[Recorded data]
---

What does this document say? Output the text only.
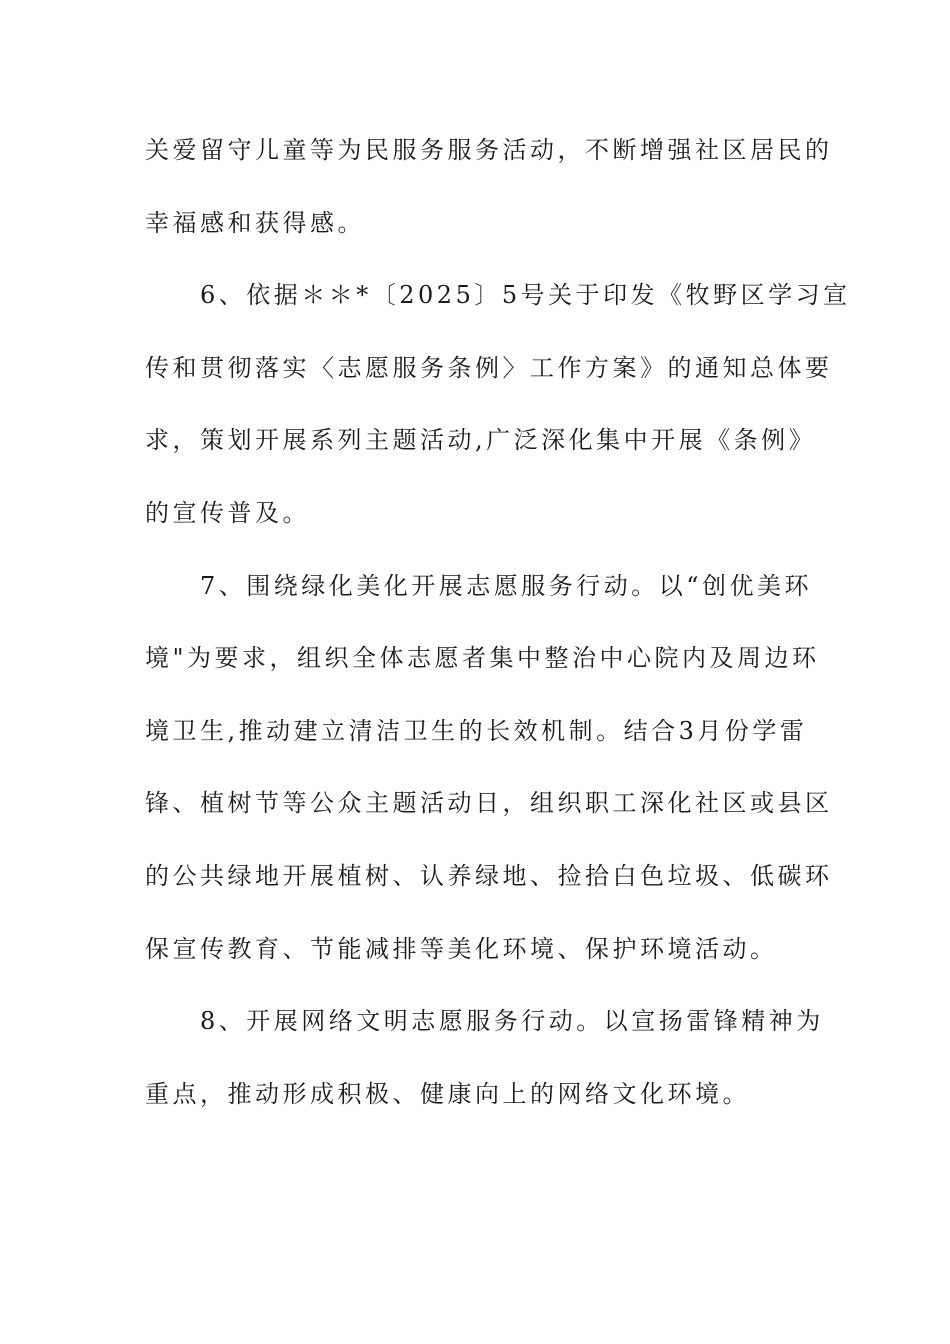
关爱留守儿童等为民服务服务活动，不断增强社区居民的
幸福感和获得感。
　　6、依据＊＊*〔2025〕5号关于印发《牧野区学习宣
传和贯彻落实〈志愿服务条例〉工作方案》的通知总体要
求，策划开展系列主题活动,广泛深化集中开展《条例》
的宣传普及。
　　7、围绕绿化美化开展志愿服务行动。以“创优美环
境"为要求，组织全体志愿者集中整治中心院内及周边环
境卫生,推动建立清洁卫生的长效机制。结合3月份学雷
锋、植树节等公众主题活动日，组织职工深化社区或县区
的公共绿地开展植树、认养绿地、捡拾白色垃圾、低碳环
保宣传教育、节能减排等美化环境、保护环境活动。
　　8、开展网络文明志愿服务行动。以宣扬雷锋精神为
重点，推动形成积极、健康向上的网络文化环境。
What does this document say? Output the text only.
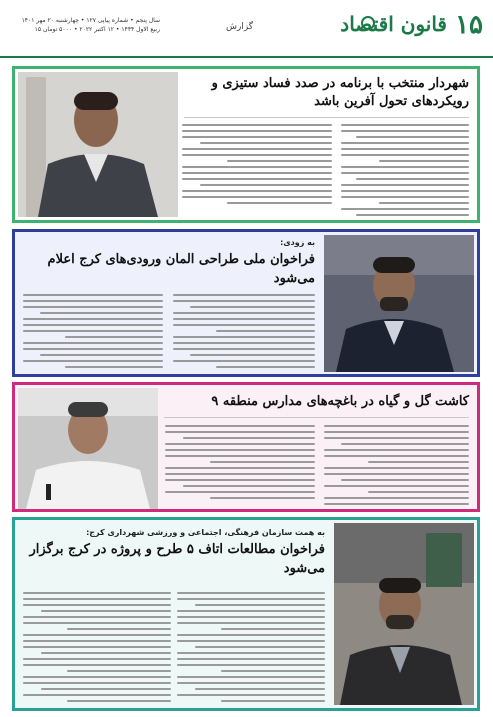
۱۵
قانون اقتصاد
گزارش
سال پنجم • شماره پیاپی ۱۲۷ • چهارشنبه ۲۰ مهر ۱۴۰۱
۱۵ ربیع الاول ۱۴۴۴ • ۱۲ اکتبر ۲۰۲۲ • ۵۰۰۰ تومان
شهردار منتخب با برنامه در صدد فساد ستیزی و رویکردهای تحول آفرین باشد
به زودی:
فراخوان ملی طراحی المان ورودی‌های کرج اعلام می‌شود
کاشت گل و گیاه در باغچه‌های مدارس منطقه ۹
به همت سازمان فرهنگی، اجتماعی و ورزشی شهرداری کرج:
فراخوان مطالعات اتاف ۵ طرح و پروژه در کرج برگزار می‌شود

---

Given request => Give an exact copy of the material, leaving out every picture.

Solution below =>
What does this document say? Output the text only.
关爱留守儿童等为民服务服务活动，不断增强社区居民的
幸福感和获得感。
　　6、依据＊＊*〔2025〕5号关于印发《牧野区学习宣
传和贯彻落实〈志愿服务条例〉工作方案》的通知总体要
求，策划开展系列主题活动,广泛深化集中开展《条例》
的宣传普及。
　　7、围绕绿化美化开展志愿服务行动。以“创优美环
境"为要求，组织全体志愿者集中整治中心院内及周边环
境卫生,推动建立清洁卫生的长效机制。结合3月份学雷
锋、植树节等公众主题活动日，组织职工深化社区或县区
的公共绿地开展植树、认养绿地、捡拾白色垃圾、低碳环
保宣传教育、节能减排等美化环境、保护环境活动。
　　8、开展网络文明志愿服务行动。以宣扬雷锋精神为
重点，推动形成积极、健康向上的网络文化环境。
What does this document say? Output the text only.
۱۵
قانون اقتصاد
گزارش
سال پنجم • شماره پیاپی ۱۲۷ • چهارشنبه ۲۰ مهر ۱۴۰۱
۱۵ ربیع الاول ۱۴۴۴ • ۱۲ اکتبر ۲۰۲۲ • ۵۰۰۰ تومان
شهردار منتخب با برنامه در صدد فساد ستیزی و رویکردهای تحول آفرین باشد
به زودی:
فراخوان ملی طراحی المان ورودی‌های کرج اعلام می‌شود
کاشت گل و گیاه در باغچه‌های مدارس منطقه ۹
به همت سازمان فرهنگی، اجتماعی و ورزشی شهرداری کرج:
فراخوان مطالعات اتاف ۵ طرح و پروژه در کرج برگزار می‌شود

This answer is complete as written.